Problem to solve — Retype all of the data exactly as given.

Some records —
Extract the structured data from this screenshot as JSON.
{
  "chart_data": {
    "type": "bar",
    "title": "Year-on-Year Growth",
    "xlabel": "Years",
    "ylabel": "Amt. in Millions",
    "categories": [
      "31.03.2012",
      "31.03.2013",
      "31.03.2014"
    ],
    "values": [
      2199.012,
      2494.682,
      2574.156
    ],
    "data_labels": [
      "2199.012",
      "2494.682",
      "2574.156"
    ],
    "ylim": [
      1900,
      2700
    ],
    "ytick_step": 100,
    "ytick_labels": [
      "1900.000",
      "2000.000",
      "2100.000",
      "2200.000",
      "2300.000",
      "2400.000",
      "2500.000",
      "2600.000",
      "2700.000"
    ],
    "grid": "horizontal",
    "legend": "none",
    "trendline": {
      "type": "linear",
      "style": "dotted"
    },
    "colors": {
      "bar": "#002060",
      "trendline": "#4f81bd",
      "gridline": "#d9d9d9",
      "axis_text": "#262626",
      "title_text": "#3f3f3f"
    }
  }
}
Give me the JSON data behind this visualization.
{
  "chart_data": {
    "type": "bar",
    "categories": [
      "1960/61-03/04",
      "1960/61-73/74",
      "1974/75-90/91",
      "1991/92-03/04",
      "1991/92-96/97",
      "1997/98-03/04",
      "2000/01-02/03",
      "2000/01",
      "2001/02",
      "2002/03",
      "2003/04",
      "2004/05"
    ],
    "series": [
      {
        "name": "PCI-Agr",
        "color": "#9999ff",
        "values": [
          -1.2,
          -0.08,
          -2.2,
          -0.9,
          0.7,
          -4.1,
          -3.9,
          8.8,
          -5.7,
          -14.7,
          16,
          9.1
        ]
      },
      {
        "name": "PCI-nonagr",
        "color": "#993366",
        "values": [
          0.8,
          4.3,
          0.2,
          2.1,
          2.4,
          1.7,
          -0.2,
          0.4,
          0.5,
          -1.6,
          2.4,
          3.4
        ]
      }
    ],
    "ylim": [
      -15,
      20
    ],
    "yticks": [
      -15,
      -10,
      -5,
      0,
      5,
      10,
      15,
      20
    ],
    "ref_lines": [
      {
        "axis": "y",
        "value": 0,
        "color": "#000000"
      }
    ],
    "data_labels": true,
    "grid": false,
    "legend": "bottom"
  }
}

Task answer —
Extract the structured data from this screenshot as JSON.
{
  "chart_data": {
    "type": "bar",
    "title": "Year-on-Year Growth",
    "xlabel": "Years",
    "ylabel": "Amt. in Millions",
    "categories": [
      "31.03.2012",
      "31.03.2013",
      "31.03.2014"
    ],
    "values": [
      2199.012,
      2494.682,
      2574.156
    ],
    "data_labels": [
      "2199.012",
      "2494.682",
      "2574.156"
    ],
    "ylim": [
      1900,
      2700
    ],
    "ytick_step": 100,
    "ytick_labels": [
      "1900.000",
      "2000.000",
      "2100.000",
      "2200.000",
      "2300.000",
      "2400.000",
      "2500.000",
      "2600.000",
      "2700.000"
    ],
    "grid": "horizontal",
    "legend": "none",
    "trendline": {
      "type": "linear",
      "style": "dotted"
    },
    "colors": {
      "bar": "#002060",
      "trendline": "#4f81bd",
      "gridline": "#d9d9d9",
      "axis_text": "#262626",
      "title_text": "#3f3f3f"
    }
  }
}
Give me the JSON data behind this visualization.
{
  "chart_data": {
    "type": "bar",
    "categories": [
      "1960/61-03/04",
      "1960/61-73/74",
      "1974/75-90/91",
      "1991/92-03/04",
      "1991/92-96/97",
      "1997/98-03/04",
      "2000/01-02/03",
      "2000/01",
      "2001/02",
      "2002/03",
      "2003/04",
      "2004/05"
    ],
    "series": [
      {
        "name": "PCI-Agr",
        "color": "#9999ff",
        "values": [
          -1.2,
          -0.08,
          -2.2,
          -0.9,
          0.7,
          -4.1,
          -3.9,
          8.8,
          -5.7,
          -14.7,
          16,
          9.1
        ]
      },
      {
        "name": "PCI-nonagr",
        "color": "#993366",
        "values": [
          0.8,
          4.3,
          0.2,
          2.1,
          2.4,
          1.7,
          -0.2,
          0.4,
          0.5,
          -1.6,
          2.4,
          3.4
        ]
      }
    ],
    "ylim": [
      -15,
      20
    ],
    "yticks": [
      -15,
      -10,
      -5,
      0,
      5,
      10,
      15,
      20
    ],
    "ref_lines": [
      {
        "axis": "y",
        "value": 0,
        "color": "#000000"
      }
    ],
    "data_labels": true,
    "grid": false,
    "legend": "bottom"
  }
}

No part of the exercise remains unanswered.